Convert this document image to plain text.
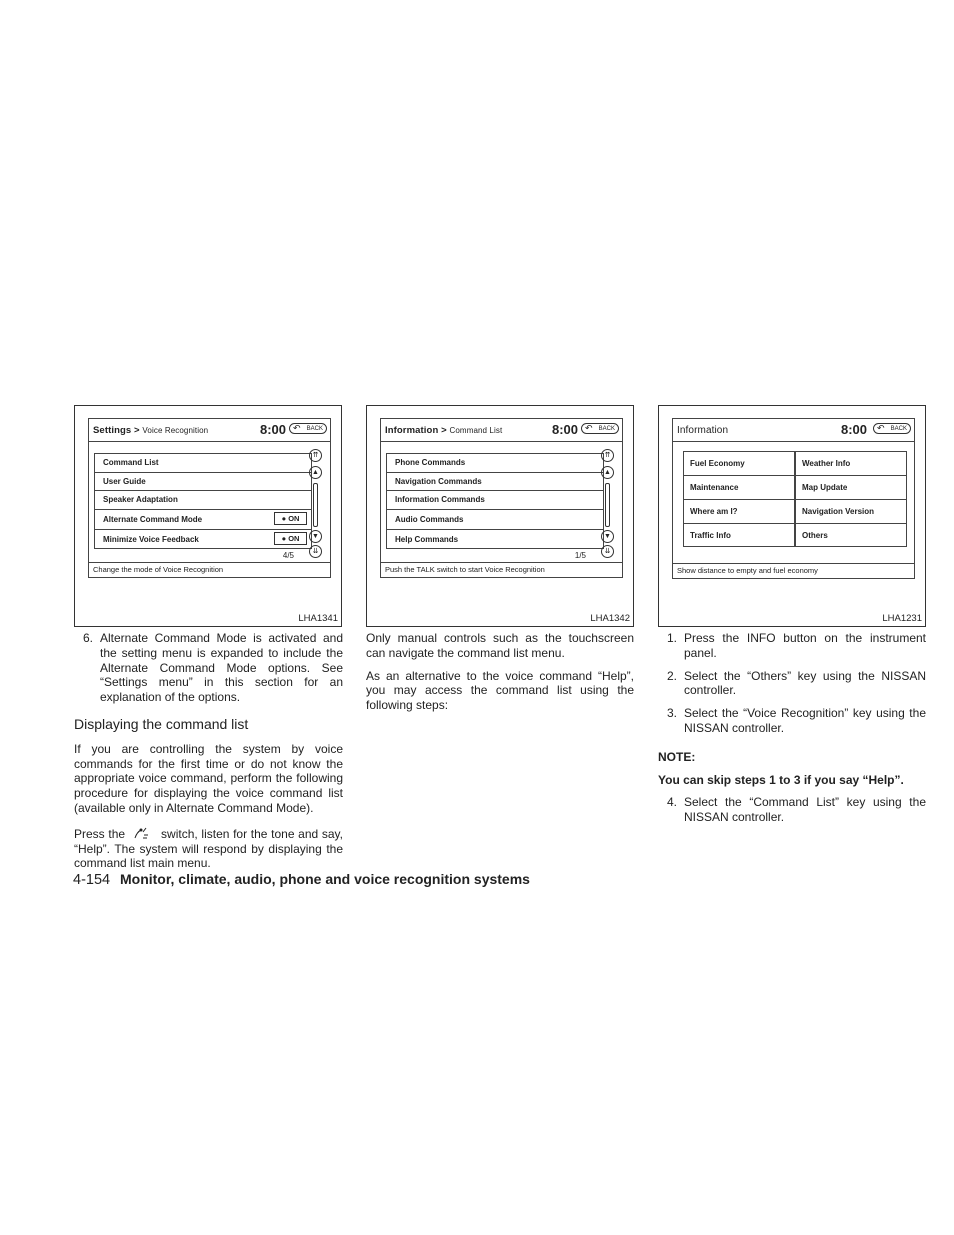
Settings > Voice Recognition	8:00	↶ BACK
Command List
User Guide
Speaker Adaptation
Alternate Command Mode	● ON
Minimize Voice Feedback	● ON
⇈
▲
▼
⇊
4/5
Change the mode of Voice Recognition
LHA1341
Information > Command List	8:00	↶ BACK
Phone Commands
Navigation Commands
Information Commands
Audio Commands
Help Commands
⇈
▲
▼
⇊
1/5
Push the TALK switch to start Voice Recognition
LHA1342
Information	8:00	↶ BACK
Fuel Economy	Weather Info
Maintenance	Map Update
Where am I?	Navigation Version
Traffic Info	Others
Show distance to empty and fuel economy
LHA1231
6. Alternate Command Mode is activated and the setting menu is expanded to include the Alternate Command Mode options. See “Settings menu” in this section for an explanation of the options.
Displaying the command list

If you are controlling the system by voice commands for the first time or do not know the appropriate voice command, perform the following procedure for displaying the voice command list (available only in Alternate Command Mode).

Press the	switch, listen for the tone and say, “Help”. The system will respond by displaying the command list main menu.

Only manual controls such as the touchscreen can navigate the command list menu.

As an alternative to the voice command “Help”, you may access the command list using the following steps:

1. Press the INFO button on the instrument panel.
2. Select the “Others” key using the NISSAN controller.
3. Select the “Voice Recognition” key using the NISSAN controller.
NOTE:
You can skip steps 1 to 3 if you say “Help”.
4. Select the “Command List” key using the NISSAN controller.
4-154 Monitor, climate, audio, phone and voice recognition systems
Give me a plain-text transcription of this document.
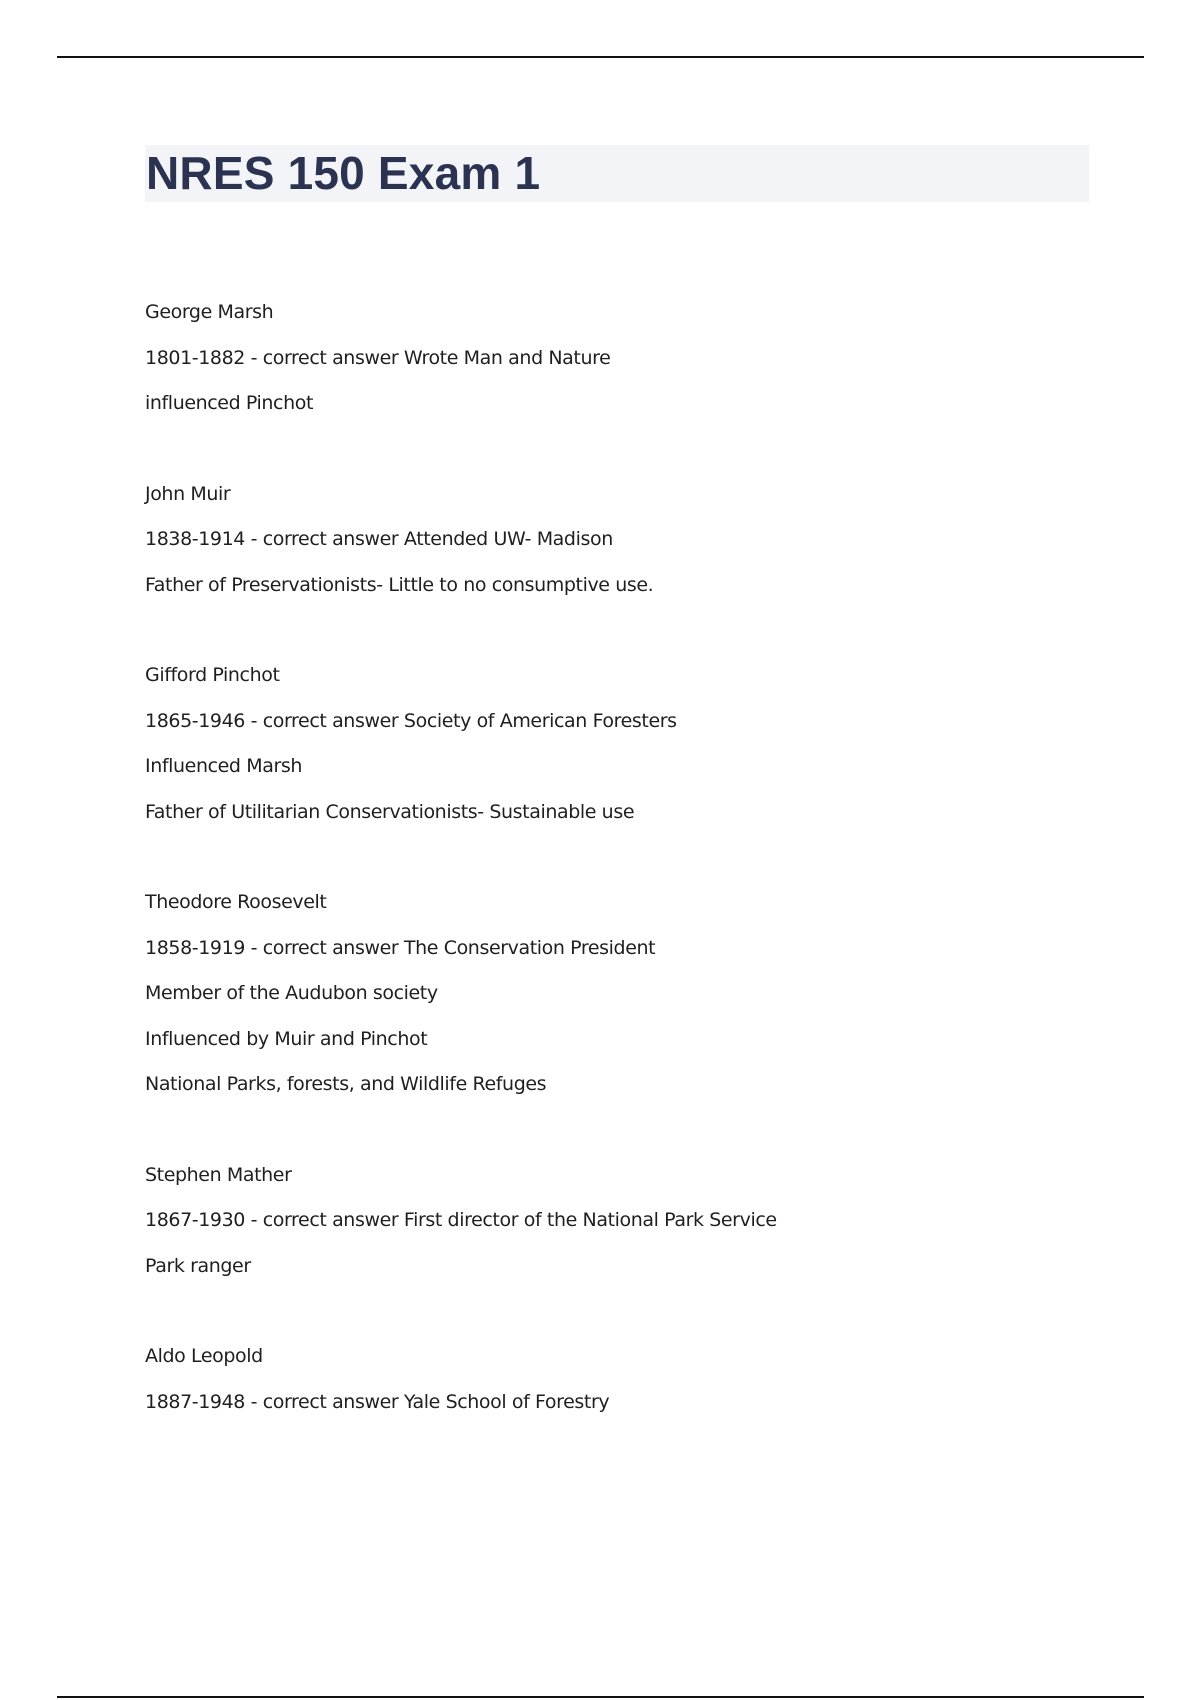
NRES 150 Exam 1
George Marsh
1801-1882 - correct answer Wrote Man and Nature
influenced Pinchot
John Muir
1838-1914 - correct answer Attended UW- Madison
Father of Preservationists- Little to no consumptive use.
Gifford Pinchot
1865-1946 - correct answer Society of American Foresters
Influenced Marsh
Father of Utilitarian Conservationists- Sustainable use
Theodore Roosevelt
1858-1919 - correct answer The Conservation President
Member of the Audubon society
Influenced by Muir and Pinchot
National Parks, forests, and Wildlife Refuges
Stephen Mather
1867-1930 - correct answer First director of the National Park Service
Park ranger
Aldo Leopold
1887-1948 - correct answer Yale School of Forestry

• [DO THIS]: Copy each line from the records above that includes the string "Select".

• [RESPONSE FOR THIS EXERCISE]:
2. Select the “Others” key using the NISSAN controller.
3. Select the “Voice Recognition” key using the NISSAN controller.
4. Select the “Command List” key using the NISSAN controller.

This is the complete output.